╔══

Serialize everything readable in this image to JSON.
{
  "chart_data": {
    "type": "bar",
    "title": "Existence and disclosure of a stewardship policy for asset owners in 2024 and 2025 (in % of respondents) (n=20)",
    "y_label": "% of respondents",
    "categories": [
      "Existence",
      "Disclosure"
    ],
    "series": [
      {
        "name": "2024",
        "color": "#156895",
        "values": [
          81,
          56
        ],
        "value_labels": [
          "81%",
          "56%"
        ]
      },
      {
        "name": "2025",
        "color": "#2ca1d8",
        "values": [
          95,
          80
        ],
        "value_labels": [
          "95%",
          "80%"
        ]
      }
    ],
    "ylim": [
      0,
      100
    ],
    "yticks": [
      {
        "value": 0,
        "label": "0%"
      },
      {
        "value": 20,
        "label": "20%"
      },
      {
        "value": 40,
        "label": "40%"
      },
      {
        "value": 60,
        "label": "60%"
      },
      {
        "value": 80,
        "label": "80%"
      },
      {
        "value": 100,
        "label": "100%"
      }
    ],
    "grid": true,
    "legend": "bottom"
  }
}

╚══

> [WORK INSTRUCTIONS]: Set all of the records down again, exactly as they stand.

> [THE ANSWER]:
Serialize everything readable in this image to JSON.
{
  "chart_data": {
    "type": "bar",
    "title": "Existence and disclosure of a stewardship policy for asset owners in 2024 and 2025 (in % of respondents) (n=20)",
    "y_label": "% of respondents",
    "categories": [
      "Existence",
      "Disclosure"
    ],
    "series": [
      {
        "name": "2024",
        "color": "#156895",
        "values": [
          81,
          56
        ],
        "value_labels": [
          "81%",
          "56%"
        ]
      },
      {
        "name": "2025",
        "color": "#2ca1d8",
        "values": [
          95,
          80
        ],
        "value_labels": [
          "95%",
          "80%"
        ]
      }
    ],
    "ylim": [
      0,
      100
    ],
    "yticks": [
      {
        "value": 0,
        "label": "0%"
      },
      {
        "value": 20,
        "label": "20%"
      },
      {
        "value": 40,
        "label": "40%"
      },
      {
        "value": 60,
        "label": "60%"
      },
      {
        "value": 80,
        "label": "80%"
      },
      {
        "value": 100,
        "label": "100%"
      }
    ],
    "grid": true,
    "legend": "bottom"
  }
}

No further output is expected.